Requirement
The records below must be written out exactly, with every picture left behind.

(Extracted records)
——————————
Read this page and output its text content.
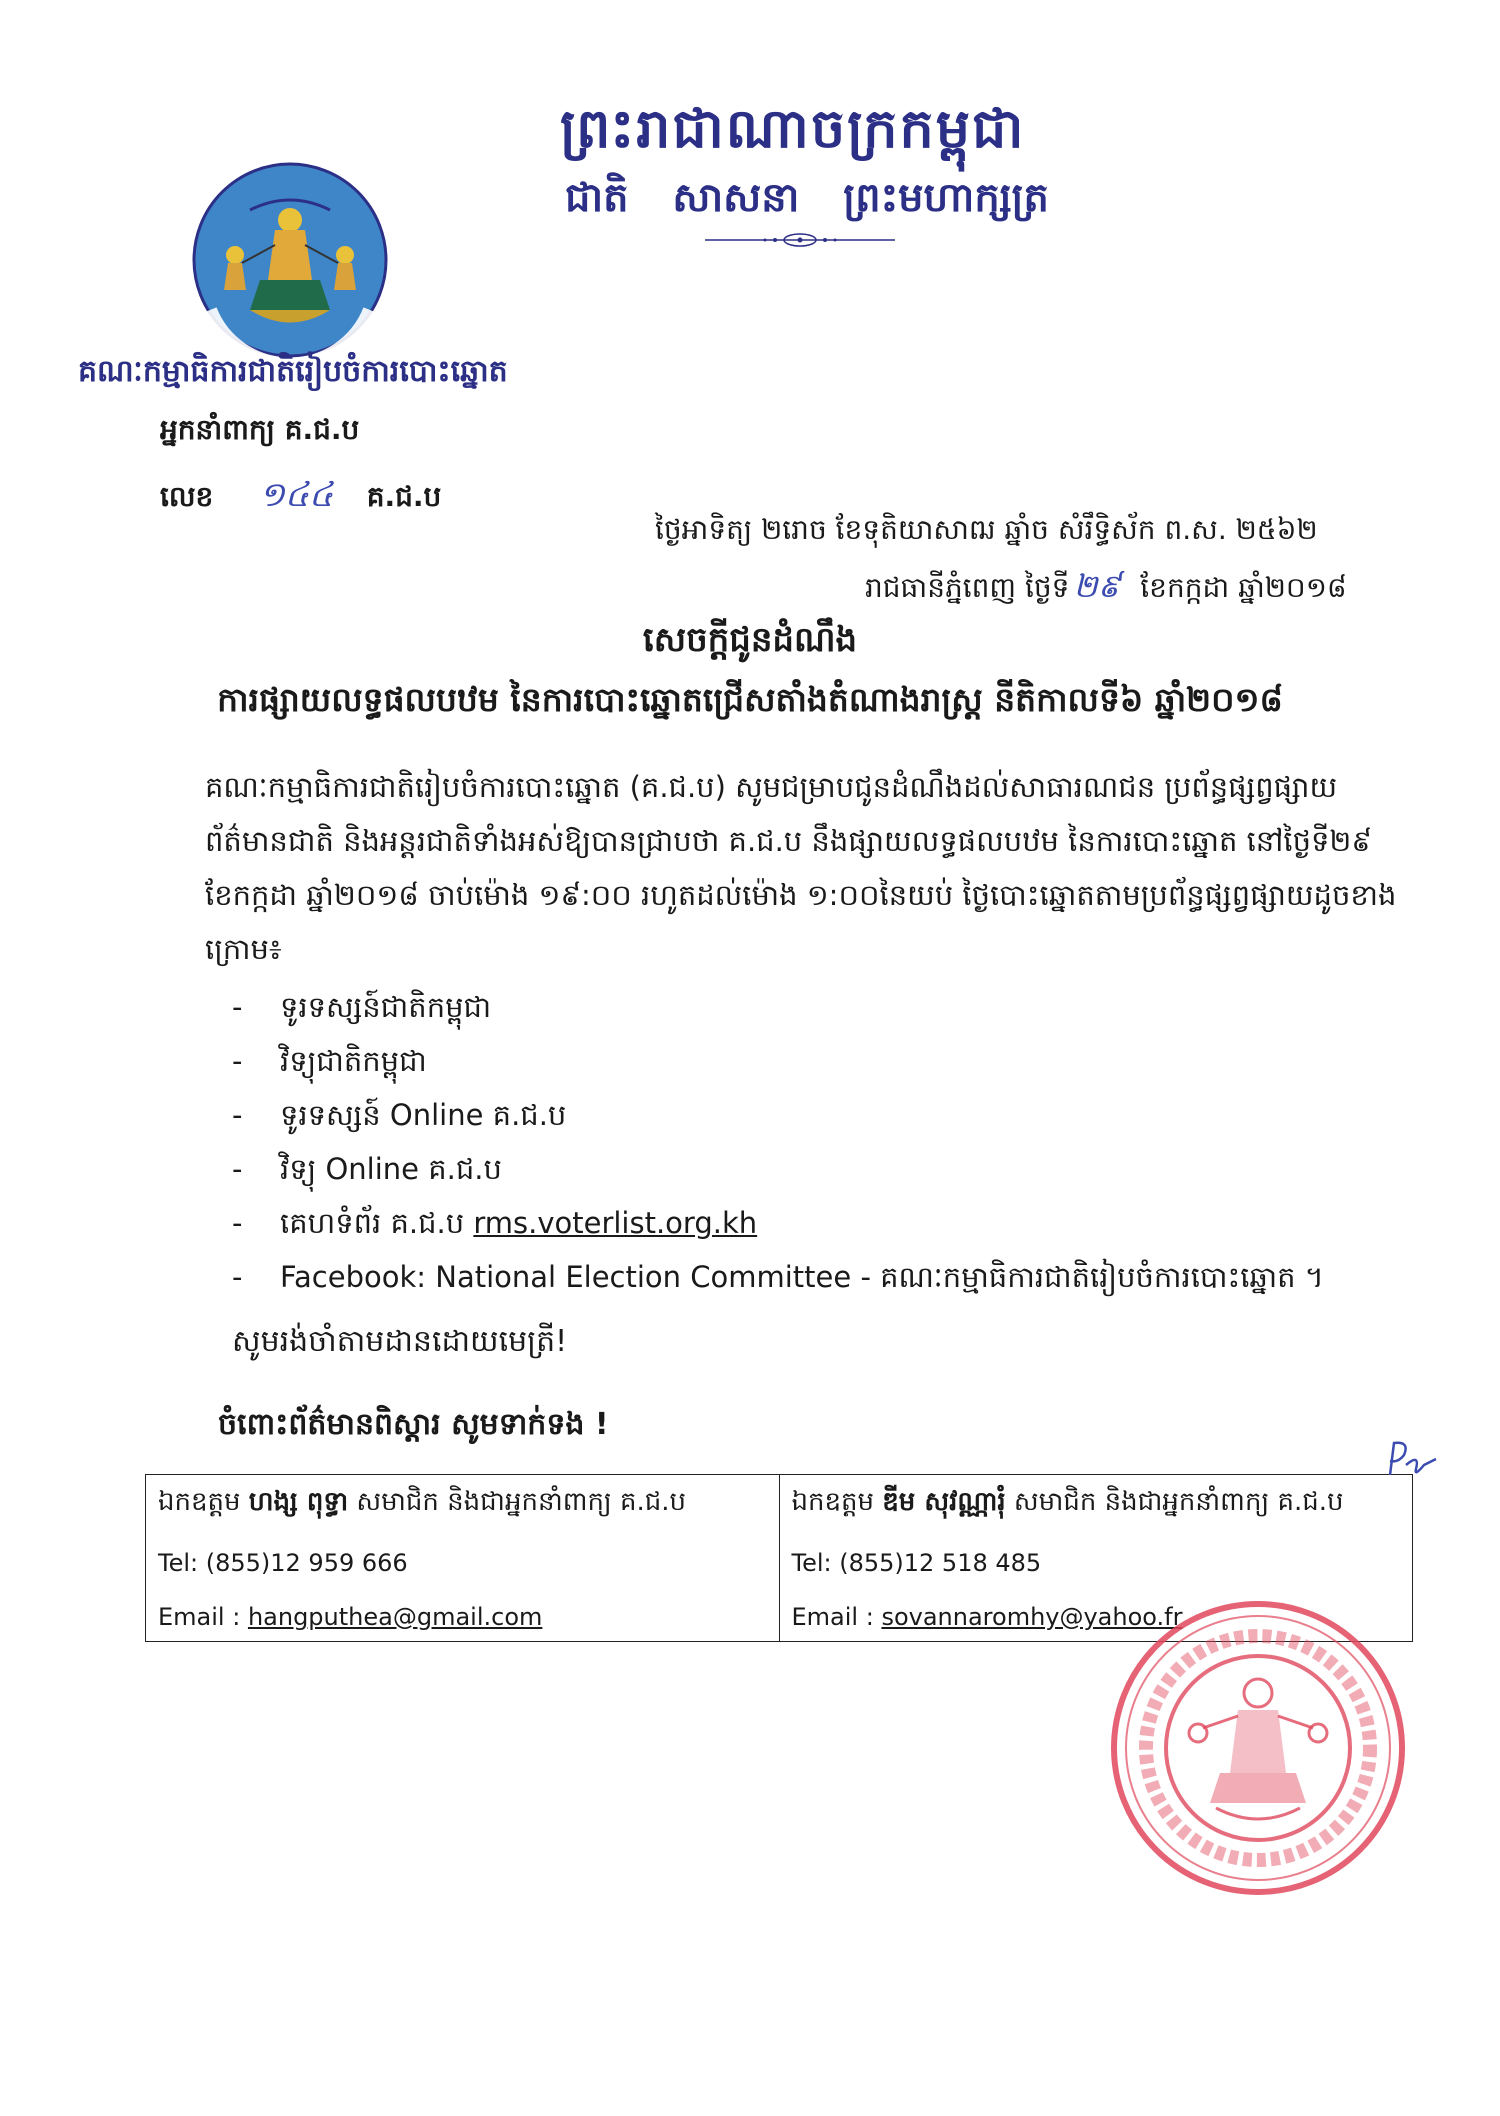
ព្រះរាជាណាចក្រកម្ពុជា
ជាតិ សាសនា ព្រះមហាក្សត្រ
គណៈកម្មាធិការជាតិរៀបចំការបោះឆ្នោត
អ្នកនាំពាក្យ គ.ជ.ប
លេខ ១៤៤ គ.ជ.ប
ថ្ងៃអាទិត្យ ២រោច ខែទុតិយាសាឍ ឆ្នាំច សំរឹទ្ធិស័ក ព.ស. ២៥៦២
រាជធានីភ្នំពេញ ថ្ងៃទី ២៩ ខែកក្កដា ឆ្នាំ២០១៨
សេចក្តីជូនដំណឹង
ការផ្សាយលទ្ធផលបឋម នៃការបោះឆ្នោតជ្រើសតាំងតំណាងរាស្ត្រ នីតិកាលទី៦ ឆ្នាំ២០១៨
គណៈកម្មាធិការជាតិរៀបចំការបោះឆ្នោត (គ.ជ.ប) សូមជម្រាបជូនដំណឹងដល់សាធារណជន ប្រព័ន្ធផ្សព្វផ្សាយព័ត៌មានជាតិ និងអន្តរជាតិទាំងអស់ឱ្យបានជ្រាបថា គ.ជ.ប នឹងផ្សាយលទ្ធផលបឋម នៃការបោះឆ្នោត នៅថ្ងៃទី២៩ ខែកក្កដា ឆ្នាំ២០១៨ ចាប់ម៉ោង ១៩:០០ រហូតដល់ម៉ោង ១:០០នៃយប់ ថ្ងៃបោះឆ្នោតតាមប្រព័ន្ធផ្សព្វផ្សាយដូចខាងក្រោម៖
- ទូរទស្សន៍ជាតិកម្ពុជា
- វិទ្យុជាតិកម្ពុជា
- ទូរទស្សន៍ Online គ.ជ.ប
- វិទ្យុ Online គ.ជ.ប
- គេហទំព័រ គ.ជ.ប rms.voterlist.org.kh
- Facebook: National Election Committee - គណៈកម្មាធិការជាតិរៀបចំការបោះឆ្នោត ។
សូមរង់ចាំតាមដានដោយមេត្រី!
ចំពោះព័ត៌មានពិស្តារ សូមទាក់ទង !
ឯកឧត្តម ហង្ស ពុទ្ធា សមាជិក និងជាអ្នកនាំពាក្យ គ.ជ.ប
Tel: (855)12 959 666
Email : hangputhea@gmail.com

ឯកឧត្តម ឌីម សុវណ្ណារុំ សមាជិក និងជាអ្នកនាំពាក្យ គ.ជ.ប
Tel: (855)12 518 485
Email : sovannaromhy@yahoo.fr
——————————
Reply
Read this page and output its text content.
ព្រះរាជាណាចក្រកម្ពុជា
ជាតិ សាសនា ព្រះមហាក្សត្រ
គណៈកម្មាធិការជាតិរៀបចំការបោះឆ្នោត
អ្នកនាំពាក្យ គ.ជ.ប
លេខ ១៤៤ គ.ជ.ប
ថ្ងៃអាទិត្យ ២រោច ខែទុតិយាសាឍ ឆ្នាំច សំរឹទ្ធិស័ក ព.ស. ២៥៦២
រាជធានីភ្នំពេញ ថ្ងៃទី ២៩ ខែកក្កដា ឆ្នាំ២០១៨
សេចក្តីជូនដំណឹង
ការផ្សាយលទ្ធផលបឋម នៃការបោះឆ្នោតជ្រើសតាំងតំណាងរាស្ត្រ នីតិកាលទី៦ ឆ្នាំ២០១៨
គណៈកម្មាធិការជាតិរៀបចំការបោះឆ្នោត (គ.ជ.ប) សូមជម្រាបជូនដំណឹងដល់សាធារណជន ប្រព័ន្ធផ្សព្វផ្សាយព័ត៌មានជាតិ និងអន្តរជាតិទាំងអស់ឱ្យបានជ្រាបថា គ.ជ.ប នឹងផ្សាយលទ្ធផលបឋម នៃការបោះឆ្នោត នៅថ្ងៃទី២៩ ខែកក្កដា ឆ្នាំ២០១៨ ចាប់ម៉ោង ១៩:០០ រហូតដល់ម៉ោង ១:០០នៃយប់ ថ្ងៃបោះឆ្នោតតាមប្រព័ន្ធផ្សព្វផ្សាយដូចខាងក្រោម៖
- ទូរទស្សន៍ជាតិកម្ពុជា
- វិទ្យុជាតិកម្ពុជា
- ទូរទស្សន៍ Online គ.ជ.ប
- វិទ្យុ Online គ.ជ.ប
- គេហទំព័រ គ.ជ.ប rms.voterlist.org.kh
- Facebook: National Election Committee - គណៈកម្មាធិការជាតិរៀបចំការបោះឆ្នោត ។
សូមរង់ចាំតាមដានដោយមេត្រី!
ចំពោះព័ត៌មានពិស្តារ សូមទាក់ទង !
ឯកឧត្តម ហង្ស ពុទ្ធា សមាជិក និងជាអ្នកនាំពាក្យ គ.ជ.ប
Tel: (855)12 959 666
Email : hangputhea@gmail.com

ឯកឧត្តម ឌីម សុវណ្ណារុំ សមាជិក និងជាអ្នកនាំពាក្យ គ.ជ.ប
Tel: (855)12 518 485
Email : sovannaromhy@yahoo.fr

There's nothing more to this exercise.